**DATA:**
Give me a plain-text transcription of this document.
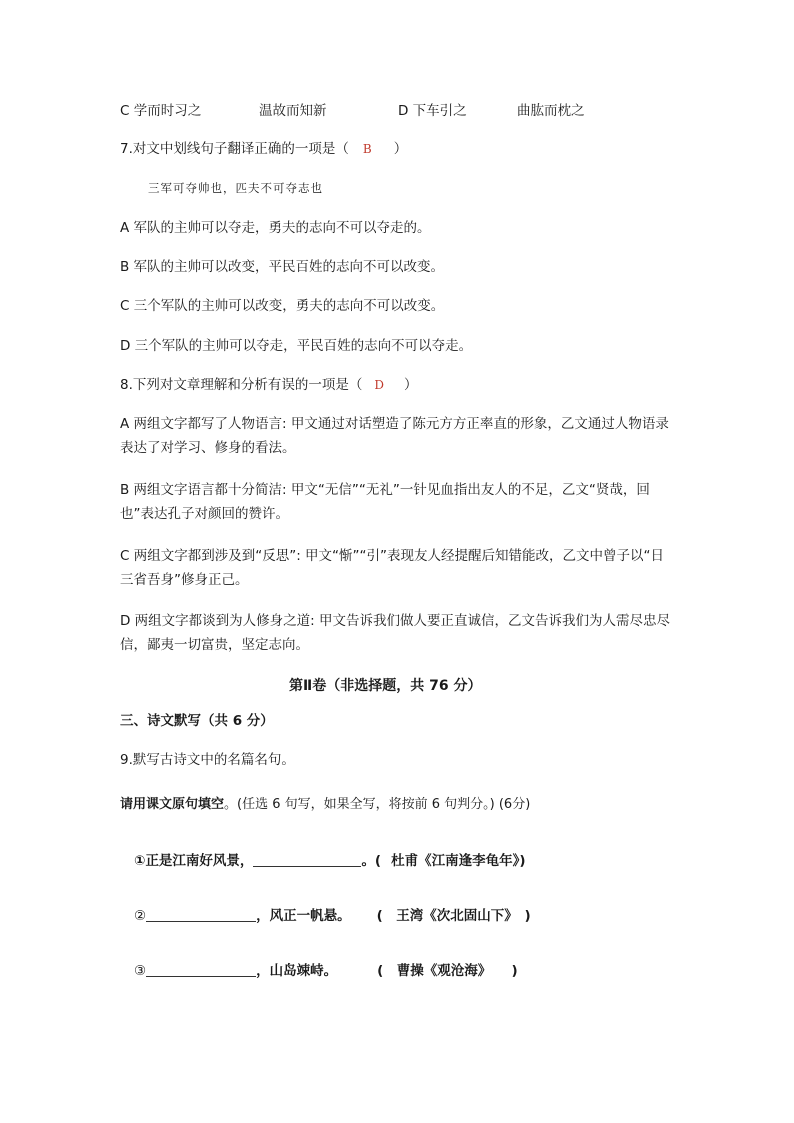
C 学而时习之	温故而知新	D 下车引之	曲肱而枕之
7.对文中划线句子翻译正确的一项是（ B ）
三军可夺帅也，匹夫不可夺志也
A 军队的主帅可以夺走，勇夫的志向不可以夺走的。
B 军队的主帅可以改变，平民百姓的志向不可以改变。
C 三个军队的主帅可以改变，勇夫的志向不可以改变。
D 三个军队的主帅可以夺走，平民百姓的志向不可以夺走。
8.下列对文章理解和分析有误的一项是（ D ）
A 两组文字都写了人物语言: 甲文通过对话塑造了陈元方方正率直的形象，乙文通过人物语录表达了对学习、修身的看法。
B 两组文字语言都十分简洁: 甲文“无信”“无礼”一针见血指出友人的不足，乙文“贤哉，回也”表达孔子对颜回的赞许。
C 两组文字都到涉及到“反思”: 甲文“惭”“引”表现友人经提醒后知错能改，乙文中曾子以“日三省吾身”修身正己。
D 两组文字都谈到为人修身之道: 甲文告诉我们做人要正直诚信，乙文告诉我们为人需尽忠尽信，鄙夷一切富贵，坚定志向。
第Ⅱ卷（非选择题，共 76 分）
三、诗文默写（共 6 分）
9.默写古诗文中的名篇名句。
请用课文原句填空。(任选 6 句写，如果全写，将按前 6 句判分。) (6分)
①正是江南好风景，	。( 杜甫《江南逢李龟年》)
②	，风正一帆悬。 (　王湾《次北固山下》　)
③	，山岛竦峙。	(　曹操《观沧海》　　)
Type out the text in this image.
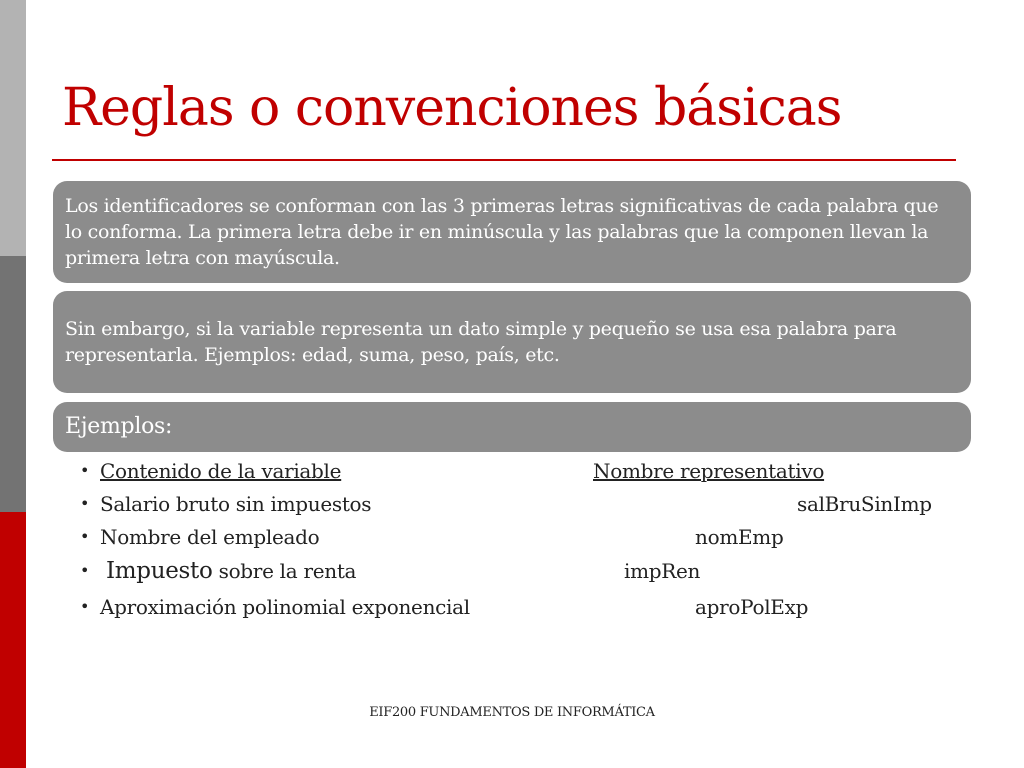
Reglas o convenciones básicas
Los identificadores se conforman con las 3 primeras letras significativas de cada palabra que lo conforma. La primera letra debe ir en minúscula y las palabras que la componen llevan la primera letra con mayúscula.
Sin embargo, si la variable representa un dato simple y pequeño se usa esa palabra para representarla. Ejemplos: edad, suma, peso, país, etc.
Ejemplos:
• Contenido de la variable	Nombre representativo
• Salario bruto sin impuestos	salBruSinImp
• Nombre del empleado	nomEmp
• Impuesto sobre la renta	impRen
• Aproximación polinomial exponencial	aproPolExp
EIF200 FUNDAMENTOS DE INFORMÁTICA
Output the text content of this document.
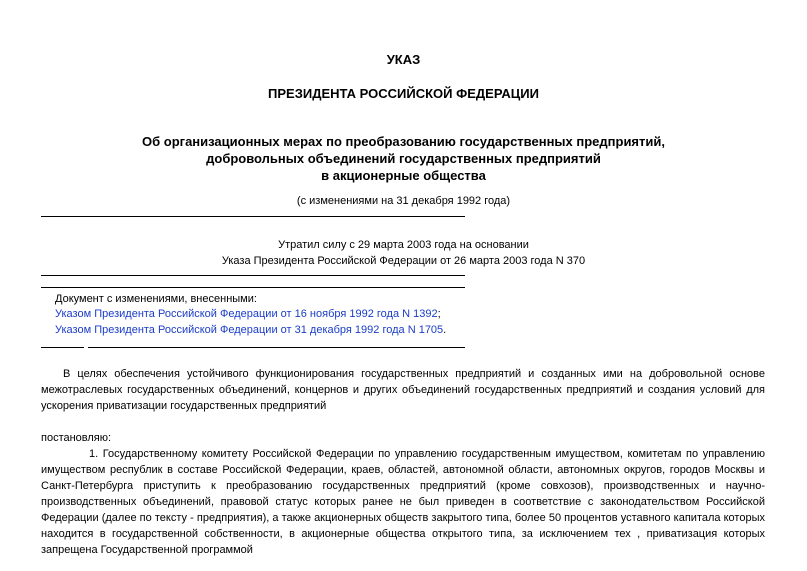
УКАЗ
ПРЕЗИДЕНТА РОССИЙСКОЙ ФЕДЕРАЦИИ
Об организационных мерах по преобразованию государственных предприятий,
добровольных объединений государственных предприятий
в акционерные общества
(с изменениями на 31 декабря 1992 года)
Утратил силу с 29 марта 2003 года на основании
Указа Президента Российской Федерации от 26 марта 2003 года N 370
Документ с изменениями, внесенными:
Указом Президента Российской Федерации от 16 ноября 1992 года N 1392;
Указом Президента Российской Федерации от 31 декабря 1992 года N 1705.

В целях обеспечения устойчивого функционирования государственных предприятий и созданных ими на добровольной основе межотраслевых государственных объединений, концернов и других объединений государственных предприятий и создания условий для ускорения приватизации государственных предприятий

постановляю:

1. Государственному комитету Российской Федерации по управлению государственным имуществом, комитетам по управлению имуществом республик в составе Российской Федерации, краев, областей, автономной области, автономных округов, городов Москвы и Санкт-Петербурга приступить к преобразованию государственных предприятий (кроме совхозов), производственных и научно-производственных объединений, правовой статус которых ранее не был приведен в соответствие с законодательством Российской Федерации (далее по тексту - предприятия), а также акционерных обществ закрытого типа, более 50 процентов уставного капитала которых находится в государственной собственности, в акционерные общества открытого типа, за исключением тех , приватизация которых запрещена Государственной программой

**WRITTEN EXERCISE:** Each entry shown above must be quoted exactly, with its pictures left out.

**TASK OUTPUT:**
Give me a plain-text transcription of this document.
C 学而时习之	温故而知新	D 下车引之	曲肱而枕之
7.对文中划线句子翻译正确的一项是（ B ）
三军可夺帅也，匹夫不可夺志也
A 军队的主帅可以夺走，勇夫的志向不可以夺走的。
B 军队的主帅可以改变，平民百姓的志向不可以改变。
C 三个军队的主帅可以改变，勇夫的志向不可以改变。
D 三个军队的主帅可以夺走，平民百姓的志向不可以夺走。
8.下列对文章理解和分析有误的一项是（ D ）
A 两组文字都写了人物语言: 甲文通过对话塑造了陈元方方正率直的形象，乙文通过人物语录表达了对学习、修身的看法。
B 两组文字语言都十分简洁: 甲文“无信”“无礼”一针见血指出友人的不足，乙文“贤哉，回也”表达孔子对颜回的赞许。
C 两组文字都到涉及到“反思”: 甲文“惭”“引”表现友人经提醒后知错能改，乙文中曾子以“日三省吾身”修身正己。
D 两组文字都谈到为人修身之道: 甲文告诉我们做人要正直诚信，乙文告诉我们为人需尽忠尽信，鄙夷一切富贵，坚定志向。
第Ⅱ卷（非选择题，共 76 分）
三、诗文默写（共 6 分）
9.默写古诗文中的名篇名句。
请用课文原句填空。(任选 6 句写，如果全写，将按前 6 句判分。) (6分)
①正是江南好风景，	。( 杜甫《江南逢李龟年》)
②	，风正一帆悬。 (　王湾《次北固山下》　)
③	，山岛竦峙。	(　曹操《观沧海》　　)
Type out the text in this image.
Reglas o convenciones básicas
Los identificadores se conforman con las 3 primeras letras significativas de cada palabra que lo conforma. La primera letra debe ir en minúscula y las palabras que la componen llevan la primera letra con mayúscula.
Sin embargo, si la variable representa un dato simple y pequeño se usa esa palabra para representarla. Ejemplos: edad, suma, peso, país, etc.
Ejemplos:
• Contenido de la variable	Nombre representativo
• Salario bruto sin impuestos	salBruSinImp
• Nombre del empleado	nomEmp
• Impuesto sobre la renta	impRen
• Aproximación polinomial exponencial	aproPolExp
EIF200 FUNDAMENTOS DE INFORMÁTICA
Output the text content of this document.
УКАЗ
ПРЕЗИДЕНТА РОССИЙСКОЙ ФЕДЕРАЦИИ
Об организационных мерах по преобразованию государственных предприятий,
добровольных объединений государственных предприятий
в акционерные общества
(с изменениями на 31 декабря 1992 года)
Утратил силу с 29 марта 2003 года на основании
Указа Президента Российской Федерации от 26 марта 2003 года N 370
Документ с изменениями, внесенными:
Указом Президента Российской Федерации от 16 ноября 1992 года N 1392;
Указом Президента Российской Федерации от 31 декабря 1992 года N 1705.

В целях обеспечения устойчивого функционирования государственных предприятий и созданных ими на добровольной основе межотраслевых государственных объединений, концернов и других объединений государственных предприятий и создания условий для ускорения приватизации государственных предприятий

постановляю:

1. Государственному комитету Российской Федерации по управлению государственным имуществом, комитетам по управлению имуществом республик в составе Российской Федерации, краев, областей, автономной области, автономных округов, городов Москвы и Санкт-Петербурга приступить к преобразованию государственных предприятий (кроме совхозов), производственных и научно-производственных объединений, правовой статус которых ранее не был приведен в соответствие с законодательством Российской Федерации (далее по тексту - предприятия), а также акционерных обществ закрытого типа, более 50 процентов уставного капитала которых находится в государственной собственности, в акционерные общества открытого типа, за исключением тех , приватизация которых запрещена Государственной программой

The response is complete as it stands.